(Data extracted from a collection)
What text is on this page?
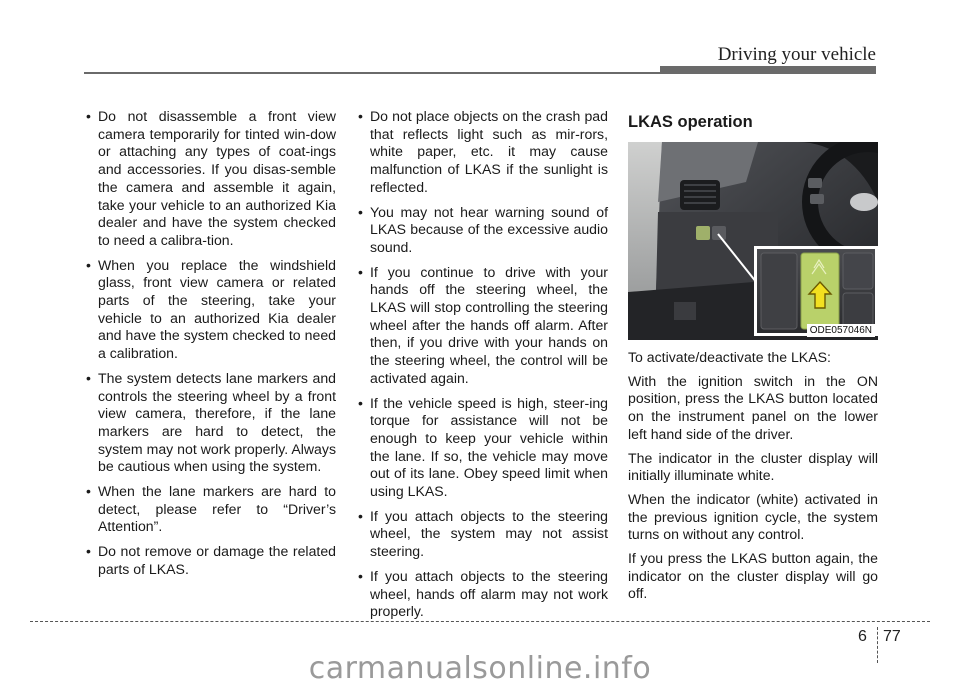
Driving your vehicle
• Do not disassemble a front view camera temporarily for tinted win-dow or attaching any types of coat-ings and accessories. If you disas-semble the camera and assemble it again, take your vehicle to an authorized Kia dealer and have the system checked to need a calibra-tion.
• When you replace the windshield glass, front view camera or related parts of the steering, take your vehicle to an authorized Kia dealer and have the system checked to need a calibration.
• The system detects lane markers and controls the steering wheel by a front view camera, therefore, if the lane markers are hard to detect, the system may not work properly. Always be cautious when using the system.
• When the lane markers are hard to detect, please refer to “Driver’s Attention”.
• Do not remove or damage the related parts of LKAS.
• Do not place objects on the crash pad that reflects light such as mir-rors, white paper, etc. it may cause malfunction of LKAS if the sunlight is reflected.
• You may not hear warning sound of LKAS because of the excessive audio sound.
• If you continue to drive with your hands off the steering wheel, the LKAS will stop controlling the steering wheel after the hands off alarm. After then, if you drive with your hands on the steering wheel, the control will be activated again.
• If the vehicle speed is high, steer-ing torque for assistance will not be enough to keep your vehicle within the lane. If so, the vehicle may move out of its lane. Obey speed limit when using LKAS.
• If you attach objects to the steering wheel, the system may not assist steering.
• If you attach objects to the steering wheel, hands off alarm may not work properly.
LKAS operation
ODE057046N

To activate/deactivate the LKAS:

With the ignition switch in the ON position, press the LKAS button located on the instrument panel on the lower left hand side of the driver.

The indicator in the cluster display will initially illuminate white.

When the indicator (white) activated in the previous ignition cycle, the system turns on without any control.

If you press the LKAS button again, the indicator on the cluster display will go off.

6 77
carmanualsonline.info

## Given request
Return a copy of every line that includes the word "white".

## Task answer
• Do not place objects on the crash pad that reflects light such as mir-rors, white paper, etc. it may cause malfunction of LKAS if the sunlight is reflected.
The indicator in the cluster display will initially illuminate white.
When the indicator (white) activated in the previous ignition cycle, the system turns on without any control.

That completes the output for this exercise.